Records excerpted from a collection:

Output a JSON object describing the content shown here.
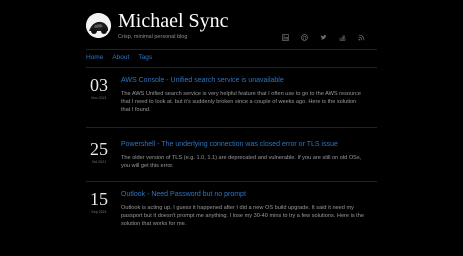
{
  "site": {
    "title": "Michael Sync",
    "tagline": "Crisp, minimal personal blog"
  },
  "social_icons": [
    "linkedin-icon",
    "github-icon",
    "twitter-icon",
    "stackoverflow-icon",
    "rss-icon"
  ],
  "nav": [
    "Home",
    "About",
    "Tags"
  ],
  "posts": [
    {
      "day": "03",
      "month": "Nov 2021",
      "title": "AWS Console - Unified search service is unavailable",
      "excerpt": "The AWS Unified search service is very helpful feature that I often use to go to the AWS resource that I need to look at. but it's suddenly broken since a couple of weeks ago. Here is the solution that I found."
    },
    {
      "day": "25",
      "month": "Oct 2021",
      "title": "Powershell - The underlying connection was closed error or TLS issue",
      "excerpt": "The older version of TLS (e.g. 1.0, 1.1) are deprecated and vulnerable. If you are still on old OSs, you will get this error."
    },
    {
      "day": "15",
      "month": "Sep 2021",
      "title": "Outlook - Need Password but no prompt",
      "excerpt": "Outlook is acting up. I guess it happened after I did a new OS build upgrade. It said it need my passport but it doesn't prompt me anything. I lose my 30-40 mins to try a few solutions. Here is the solution that works for me."
    }
  ],
  "colors": {
    "background": "#000000",
    "link": "#2f74c0",
    "text": "#9a9a9a"
  }
}
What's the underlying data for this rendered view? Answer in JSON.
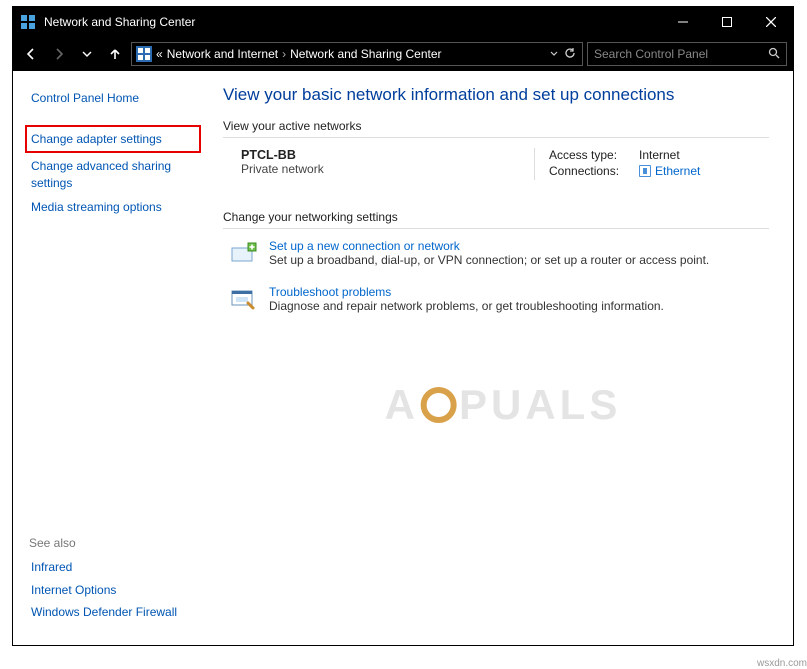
{
  "window": {
    "title": "Network and Sharing Center"
  },
  "breadcrumb": {
    "truncate": "«",
    "parent": "Network and Internet",
    "current": "Network and Sharing Center"
  },
  "search": {
    "placeholder": "Search Control Panel"
  },
  "sidebar": {
    "home": "Control Panel Home",
    "links": [
      "Change adapter settings",
      "Change advanced sharing settings",
      "Media streaming options"
    ],
    "see_also_head": "See also",
    "see_also": [
      "Infrared",
      "Internet Options",
      "Windows Defender Firewall"
    ]
  },
  "main": {
    "heading": "View your basic network information and set up connections",
    "active_head": "View your active networks",
    "network": {
      "name": "PTCL-BB",
      "desc": "Private network",
      "access_label": "Access type:",
      "access_value": "Internet",
      "conn_label": "Connections:",
      "conn_value": "Ethernet"
    },
    "change_head": "Change your networking settings",
    "items": [
      {
        "title": "Set up a new connection or network",
        "desc": "Set up a broadband, dial-up, or VPN connection; or set up a router or access point."
      },
      {
        "title": "Troubleshoot problems",
        "desc": "Diagnose and repair network problems, or get troubleshooting information."
      }
    ]
  },
  "footer": "wsxdn.com"
}
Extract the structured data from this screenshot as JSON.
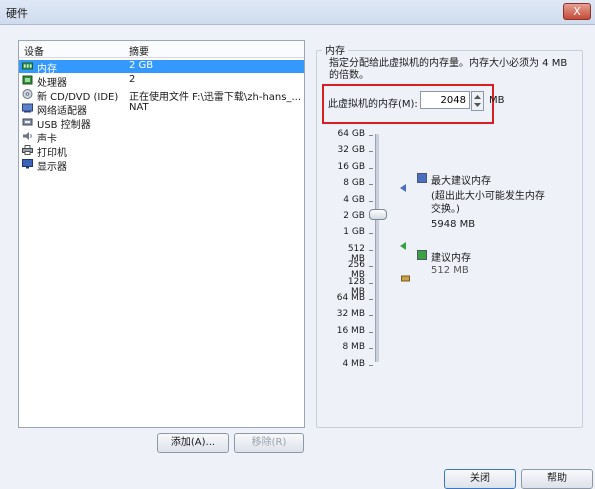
{
  "window": {
    "title": "硬件",
    "close_glyph": "X"
  },
  "device_list": {
    "headers": {
      "device": "设备",
      "summary": "摘要"
    },
    "rows": [
      {
        "name": "内存",
        "summary": "2 GB",
        "icon": "memory-icon",
        "selected": true
      },
      {
        "name": "处理器",
        "summary": "2",
        "icon": "processor-icon",
        "selected": false
      },
      {
        "name": "新 CD/DVD (IDE)",
        "summary": "正在使用文件 F:\\迅雷下载\\zh-hans_...",
        "icon": "cd-dvd-icon",
        "selected": false
      },
      {
        "name": "网络适配器",
        "summary": "NAT",
        "icon": "network-adapter-icon",
        "selected": false
      },
      {
        "name": "USB 控制器",
        "summary": "",
        "icon": "usb-icon",
        "selected": false
      },
      {
        "name": "声卡",
        "summary": "",
        "icon": "sound-card-icon",
        "selected": false
      },
      {
        "name": "打印机",
        "summary": "",
        "icon": "printer-icon",
        "selected": false
      },
      {
        "name": "显示器",
        "summary": "",
        "icon": "display-icon",
        "selected": false
      }
    ]
  },
  "buttons": {
    "add": "添加(A)...",
    "remove": "移除(R)",
    "close": "关闭",
    "help": "帮助"
  },
  "memory": {
    "group_title": "内存",
    "description": "指定分配给此虚拟机的内存量。内存大小必须为 4 MB 的倍数。",
    "field_label": "此虚拟机的内存(M):",
    "field_value": "2048",
    "unit": "MB",
    "scale_labels": [
      "64 GB",
      "32 GB",
      "16 GB",
      "8 GB",
      "4 GB",
      "2 GB",
      "1 GB",
      "512 MB",
      "256 MB",
      "128 MB",
      "64 MB",
      "32 MB",
      "16 MB",
      "8 MB",
      "4 MB"
    ],
    "slider_value": "2 GB",
    "legend": [
      {
        "title": "最大建议内存",
        "note": "(超出此大小可能发生内存交换。)",
        "value": "5948 MB",
        "color": "#4a6fc0"
      },
      {
        "title": "建议内存",
        "note": "",
        "value": "512 MB",
        "color": "#3aa040"
      }
    ]
  }
}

### Work to be completed
In the records above, find each line with the word "problems" and copy it.

### Answer to this task
        "title": "Troubleshoot problems",
        "desc": "Diagnose and repair network problems, or get troubleshooting information."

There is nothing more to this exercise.